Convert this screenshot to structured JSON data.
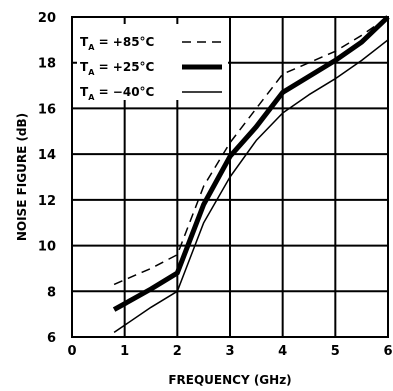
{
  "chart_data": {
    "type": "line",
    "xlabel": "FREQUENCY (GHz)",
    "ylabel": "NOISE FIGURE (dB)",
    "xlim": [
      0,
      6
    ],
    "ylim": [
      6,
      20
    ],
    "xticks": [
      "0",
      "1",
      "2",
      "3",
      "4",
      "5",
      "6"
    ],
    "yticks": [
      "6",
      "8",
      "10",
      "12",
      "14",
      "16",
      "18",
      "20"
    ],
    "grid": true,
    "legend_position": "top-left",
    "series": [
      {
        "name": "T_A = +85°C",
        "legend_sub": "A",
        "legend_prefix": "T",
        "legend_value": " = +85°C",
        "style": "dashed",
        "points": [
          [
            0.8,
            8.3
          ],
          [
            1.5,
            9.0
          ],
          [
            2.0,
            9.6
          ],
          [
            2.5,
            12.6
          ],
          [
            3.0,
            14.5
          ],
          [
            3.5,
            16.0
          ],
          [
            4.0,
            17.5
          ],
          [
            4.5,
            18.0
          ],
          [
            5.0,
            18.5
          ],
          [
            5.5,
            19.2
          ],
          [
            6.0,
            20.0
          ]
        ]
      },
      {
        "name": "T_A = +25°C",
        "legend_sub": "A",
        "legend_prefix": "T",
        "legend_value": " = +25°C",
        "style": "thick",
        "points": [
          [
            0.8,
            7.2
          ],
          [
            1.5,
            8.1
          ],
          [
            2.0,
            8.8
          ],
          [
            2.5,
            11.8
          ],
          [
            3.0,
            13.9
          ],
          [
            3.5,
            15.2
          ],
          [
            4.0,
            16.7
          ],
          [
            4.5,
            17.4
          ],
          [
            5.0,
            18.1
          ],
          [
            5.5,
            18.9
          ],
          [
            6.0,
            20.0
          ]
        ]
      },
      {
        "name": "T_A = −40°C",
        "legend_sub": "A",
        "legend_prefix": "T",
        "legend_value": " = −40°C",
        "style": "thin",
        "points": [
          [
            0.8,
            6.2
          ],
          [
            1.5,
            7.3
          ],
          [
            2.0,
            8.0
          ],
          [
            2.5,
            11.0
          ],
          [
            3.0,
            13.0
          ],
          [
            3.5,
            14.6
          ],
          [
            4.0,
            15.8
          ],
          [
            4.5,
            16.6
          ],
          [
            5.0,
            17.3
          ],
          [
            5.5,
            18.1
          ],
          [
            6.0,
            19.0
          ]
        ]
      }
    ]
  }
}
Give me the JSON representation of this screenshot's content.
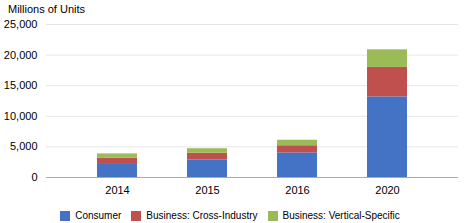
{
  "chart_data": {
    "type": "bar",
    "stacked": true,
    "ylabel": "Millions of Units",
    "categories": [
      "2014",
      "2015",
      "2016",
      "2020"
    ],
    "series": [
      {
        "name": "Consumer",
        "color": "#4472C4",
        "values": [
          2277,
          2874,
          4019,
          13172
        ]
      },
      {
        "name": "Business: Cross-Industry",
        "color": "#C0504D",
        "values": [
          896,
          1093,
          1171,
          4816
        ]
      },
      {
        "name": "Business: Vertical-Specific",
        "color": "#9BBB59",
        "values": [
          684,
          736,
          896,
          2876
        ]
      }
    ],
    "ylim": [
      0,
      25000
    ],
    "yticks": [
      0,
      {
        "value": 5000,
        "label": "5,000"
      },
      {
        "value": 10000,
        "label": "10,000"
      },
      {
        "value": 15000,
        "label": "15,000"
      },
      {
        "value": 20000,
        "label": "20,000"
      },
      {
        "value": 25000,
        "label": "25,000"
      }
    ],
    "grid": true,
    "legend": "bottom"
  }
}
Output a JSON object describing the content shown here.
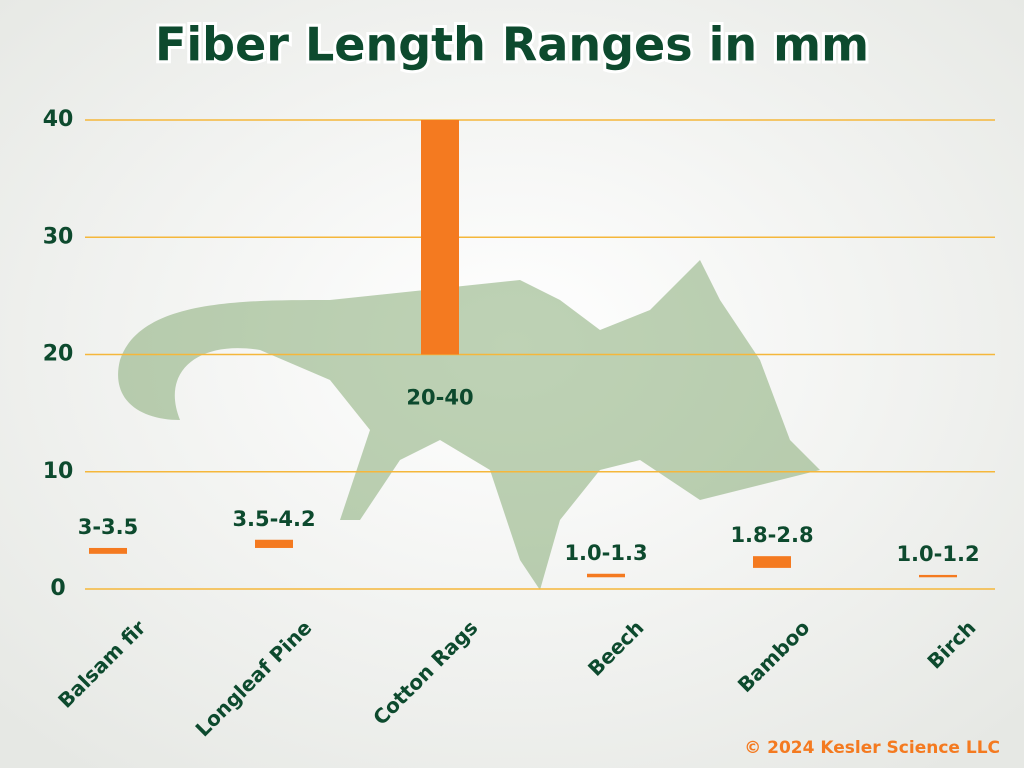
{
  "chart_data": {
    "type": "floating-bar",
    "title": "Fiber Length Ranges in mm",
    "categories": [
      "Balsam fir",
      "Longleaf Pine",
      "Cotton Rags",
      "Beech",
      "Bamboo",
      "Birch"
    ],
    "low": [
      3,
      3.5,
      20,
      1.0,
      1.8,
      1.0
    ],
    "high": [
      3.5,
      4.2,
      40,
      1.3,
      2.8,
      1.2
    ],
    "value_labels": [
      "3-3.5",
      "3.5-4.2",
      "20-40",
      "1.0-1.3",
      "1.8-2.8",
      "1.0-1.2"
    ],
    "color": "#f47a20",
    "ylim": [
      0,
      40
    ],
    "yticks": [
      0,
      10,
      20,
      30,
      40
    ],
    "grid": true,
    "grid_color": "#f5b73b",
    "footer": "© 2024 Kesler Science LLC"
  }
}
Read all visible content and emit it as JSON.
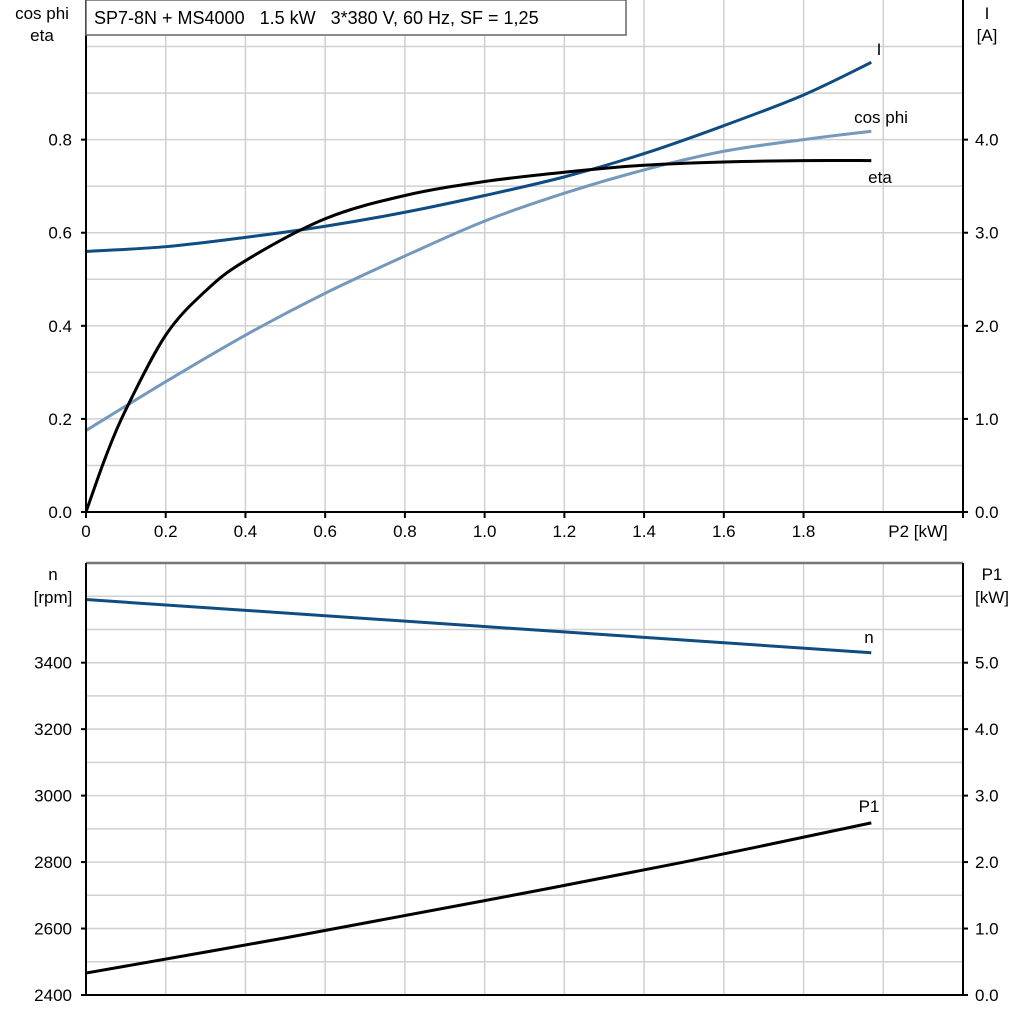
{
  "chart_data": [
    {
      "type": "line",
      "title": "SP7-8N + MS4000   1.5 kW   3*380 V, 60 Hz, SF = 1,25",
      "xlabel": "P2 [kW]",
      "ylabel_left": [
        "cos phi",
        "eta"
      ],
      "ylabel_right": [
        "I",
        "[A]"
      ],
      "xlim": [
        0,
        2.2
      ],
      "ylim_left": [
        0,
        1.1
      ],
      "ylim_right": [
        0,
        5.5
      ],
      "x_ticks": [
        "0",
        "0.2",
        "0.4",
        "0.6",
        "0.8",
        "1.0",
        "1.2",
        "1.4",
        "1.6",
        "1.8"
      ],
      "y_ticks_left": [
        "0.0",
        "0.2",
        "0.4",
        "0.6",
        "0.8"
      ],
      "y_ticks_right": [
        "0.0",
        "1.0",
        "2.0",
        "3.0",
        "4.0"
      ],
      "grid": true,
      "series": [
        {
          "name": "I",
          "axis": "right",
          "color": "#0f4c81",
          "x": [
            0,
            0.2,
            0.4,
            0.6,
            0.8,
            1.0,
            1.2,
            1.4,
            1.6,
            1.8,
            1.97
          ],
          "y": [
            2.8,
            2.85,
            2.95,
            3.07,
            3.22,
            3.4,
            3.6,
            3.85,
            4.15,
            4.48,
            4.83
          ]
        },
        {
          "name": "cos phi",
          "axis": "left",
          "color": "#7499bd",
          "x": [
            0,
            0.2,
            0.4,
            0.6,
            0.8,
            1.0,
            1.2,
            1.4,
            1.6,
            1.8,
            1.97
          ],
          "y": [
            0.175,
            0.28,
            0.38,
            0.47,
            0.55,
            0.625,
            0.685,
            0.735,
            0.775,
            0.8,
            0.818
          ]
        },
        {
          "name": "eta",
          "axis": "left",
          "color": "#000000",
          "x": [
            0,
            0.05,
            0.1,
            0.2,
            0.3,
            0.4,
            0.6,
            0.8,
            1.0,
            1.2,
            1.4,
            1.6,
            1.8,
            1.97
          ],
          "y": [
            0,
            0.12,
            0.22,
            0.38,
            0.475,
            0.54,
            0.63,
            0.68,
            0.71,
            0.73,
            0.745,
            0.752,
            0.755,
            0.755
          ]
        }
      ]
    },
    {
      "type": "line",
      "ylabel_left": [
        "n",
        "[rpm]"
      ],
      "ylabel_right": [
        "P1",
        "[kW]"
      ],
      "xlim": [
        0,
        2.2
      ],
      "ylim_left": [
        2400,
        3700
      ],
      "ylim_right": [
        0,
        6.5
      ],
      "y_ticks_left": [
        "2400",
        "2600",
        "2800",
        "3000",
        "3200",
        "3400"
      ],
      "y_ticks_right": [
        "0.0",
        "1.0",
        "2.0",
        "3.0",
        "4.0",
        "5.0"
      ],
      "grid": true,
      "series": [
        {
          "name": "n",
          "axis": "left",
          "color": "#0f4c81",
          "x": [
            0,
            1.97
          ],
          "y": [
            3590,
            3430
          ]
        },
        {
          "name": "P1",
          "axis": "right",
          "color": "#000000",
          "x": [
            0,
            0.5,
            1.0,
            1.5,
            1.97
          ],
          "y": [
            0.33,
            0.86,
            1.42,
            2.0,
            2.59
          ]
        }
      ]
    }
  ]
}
════════════════
## GOAL
Repeat all of the entries word for word, but omit the pictures.

## THE ANSWER
Convert this screenshot to structured JSON data.
{
  "chart_data": {
    "type": "line",
    "xlabel": "FREQUENCY (GHz)",
    "ylabel": "NOISE FIGURE (dB)",
    "xlim": [
      0,
      6
    ],
    "ylim": [
      6,
      20
    ],
    "xticks": [
      "0",
      "1",
      "2",
      "3",
      "4",
      "5",
      "6"
    ],
    "yticks": [
      "6",
      "8",
      "10",
      "12",
      "14",
      "16",
      "18",
      "20"
    ],
    "grid": true,
    "legend_position": "top-left",
    "series": [
      {
        "name": "T_A = +85°C",
        "legend_sub": "A",
        "legend_prefix": "T",
        "legend_value": " = +85°C",
        "style": "dashed",
        "points": [
          [
            0.8,
            8.3
          ],
          [
            1.5,
            9.0
          ],
          [
            2.0,
            9.6
          ],
          [
            2.5,
            12.6
          ],
          [
            3.0,
            14.5
          ],
          [
            3.5,
            16.0
          ],
          [
            4.0,
            17.5
          ],
          [
            4.5,
            18.0
          ],
          [
            5.0,
            18.5
          ],
          [
            5.5,
            19.2
          ],
          [
            6.0,
            20.0
          ]
        ]
      },
      {
        "name": "T_A = +25°C",
        "legend_sub": "A",
        "legend_prefix": "T",
        "legend_value": " = +25°C",
        "style": "thick",
        "points": [
          [
            0.8,
            7.2
          ],
          [
            1.5,
            8.1
          ],
          [
            2.0,
            8.8
          ],
          [
            2.5,
            11.8
          ],
          [
            3.0,
            13.9
          ],
          [
            3.5,
            15.2
          ],
          [
            4.0,
            16.7
          ],
          [
            4.5,
            17.4
          ],
          [
            5.0,
            18.1
          ],
          [
            5.5,
            18.9
          ],
          [
            6.0,
            20.0
          ]
        ]
      },
      {
        "name": "T_A = −40°C",
        "legend_sub": "A",
        "legend_prefix": "T",
        "legend_value": " = −40°C",
        "style": "thin",
        "points": [
          [
            0.8,
            6.2
          ],
          [
            1.5,
            7.3
          ],
          [
            2.0,
            8.0
          ],
          [
            2.5,
            11.0
          ],
          [
            3.0,
            13.0
          ],
          [
            3.5,
            14.6
          ],
          [
            4.0,
            15.8
          ],
          [
            4.5,
            16.6
          ],
          [
            5.0,
            17.3
          ],
          [
            5.5,
            18.1
          ],
          [
            6.0,
            19.0
          ]
        ]
      }
    ]
  }
}
Give me the JSON representation of this screenshot's content.
{
  "chart_data": {
    "type": "bar",
    "stacked": true,
    "ylabel": "Millions of Units",
    "categories": [
      "2014",
      "2015",
      "2016",
      "2020"
    ],
    "series": [
      {
        "name": "Consumer",
        "color": "#4472C4",
        "values": [
          2277,
          2874,
          4019,
          13172
        ]
      },
      {
        "name": "Business: Cross-Industry",
        "color": "#C0504D",
        "values": [
          896,
          1093,
          1171,
          4816
        ]
      },
      {
        "name": "Business: Vertical-Specific",
        "color": "#9BBB59",
        "values": [
          684,
          736,
          896,
          2876
        ]
      }
    ],
    "ylim": [
      0,
      25000
    ],
    "yticks": [
      0,
      {
        "value": 5000,
        "label": "5,000"
      },
      {
        "value": 10000,
        "label": "10,000"
      },
      {
        "value": 15000,
        "label": "15,000"
      },
      {
        "value": 20000,
        "label": "20,000"
      },
      {
        "value": 25000,
        "label": "25,000"
      }
    ],
    "grid": true,
    "legend": "bottom"
  }
}
Output a JSON object describing the content shown here.
{
  "chart_data": {
    "type": "floating-bar",
    "title": "Fiber Length Ranges in mm",
    "categories": [
      "Balsam fir",
      "Longleaf Pine",
      "Cotton Rags",
      "Beech",
      "Bamboo",
      "Birch"
    ],
    "low": [
      3,
      3.5,
      20,
      1.0,
      1.8,
      1.0
    ],
    "high": [
      3.5,
      4.2,
      40,
      1.3,
      2.8,
      1.2
    ],
    "value_labels": [
      "3-3.5",
      "3.5-4.2",
      "20-40",
      "1.0-1.3",
      "1.8-2.8",
      "1.0-1.2"
    ],
    "color": "#f47a20",
    "ylim": [
      0,
      40
    ],
    "yticks": [
      0,
      10,
      20,
      30,
      40
    ],
    "grid": true,
    "grid_color": "#f5b73b",
    "footer": "© 2024 Kesler Science LLC"
  }
}
Read all visible content and emit it as JSON.
{
  "chart_data": [
    {
      "type": "line",
      "title": "SP7-8N + MS4000   1.5 kW   3*380 V, 60 Hz, SF = 1,25",
      "xlabel": "P2 [kW]",
      "ylabel_left": [
        "cos phi",
        "eta"
      ],
      "ylabel_right": [
        "I",
        "[A]"
      ],
      "xlim": [
        0,
        2.2
      ],
      "ylim_left": [
        0,
        1.1
      ],
      "ylim_right": [
        0,
        5.5
      ],
      "x_ticks": [
        "0",
        "0.2",
        "0.4",
        "0.6",
        "0.8",
        "1.0",
        "1.2",
        "1.4",
        "1.6",
        "1.8"
      ],
      "y_ticks_left": [
        "0.0",
        "0.2",
        "0.4",
        "0.6",
        "0.8"
      ],
      "y_ticks_right": [
        "0.0",
        "1.0",
        "2.0",
        "3.0",
        "4.0"
      ],
      "grid": true,
      "series": [
        {
          "name": "I",
          "axis": "right",
          "color": "#0f4c81",
          "x": [
            0,
            0.2,
            0.4,
            0.6,
            0.8,
            1.0,
            1.2,
            1.4,
            1.6,
            1.8,
            1.97
          ],
          "y": [
            2.8,
            2.85,
            2.95,
            3.07,
            3.22,
            3.4,
            3.6,
            3.85,
            4.15,
            4.48,
            4.83
          ]
        },
        {
          "name": "cos phi",
          "axis": "left",
          "color": "#7499bd",
          "x": [
            0,
            0.2,
            0.4,
            0.6,
            0.8,
            1.0,
            1.2,
            1.4,
            1.6,
            1.8,
            1.97
          ],
          "y": [
            0.175,
            0.28,
            0.38,
            0.47,
            0.55,
            0.625,
            0.685,
            0.735,
            0.775,
            0.8,
            0.818
          ]
        },
        {
          "name": "eta",
          "axis": "left",
          "color": "#000000",
          "x": [
            0,
            0.05,
            0.1,
            0.2,
            0.3,
            0.4,
            0.6,
            0.8,
            1.0,
            1.2,
            1.4,
            1.6,
            1.8,
            1.97
          ],
          "y": [
            0,
            0.12,
            0.22,
            0.38,
            0.475,
            0.54,
            0.63,
            0.68,
            0.71,
            0.73,
            0.745,
            0.752,
            0.755,
            0.755
          ]
        }
      ]
    },
    {
      "type": "line",
      "ylabel_left": [
        "n",
        "[rpm]"
      ],
      "ylabel_right": [
        "P1",
        "[kW]"
      ],
      "xlim": [
        0,
        2.2
      ],
      "ylim_left": [
        2400,
        3700
      ],
      "ylim_right": [
        0,
        6.5
      ],
      "y_ticks_left": [
        "2400",
        "2600",
        "2800",
        "3000",
        "3200",
        "3400"
      ],
      "y_ticks_right": [
        "0.0",
        "1.0",
        "2.0",
        "3.0",
        "4.0",
        "5.0"
      ],
      "grid": true,
      "series": [
        {
          "name": "n",
          "axis": "left",
          "color": "#0f4c81",
          "x": [
            0,
            1.97
          ],
          "y": [
            3590,
            3430
          ]
        },
        {
          "name": "P1",
          "axis": "right",
          "color": "#000000",
          "x": [
            0,
            0.5,
            1.0,
            1.5,
            1.97
          ],
          "y": [
            0.33,
            0.86,
            1.42,
            2.0,
            2.59
          ]
        }
      ]
    }
  ]
}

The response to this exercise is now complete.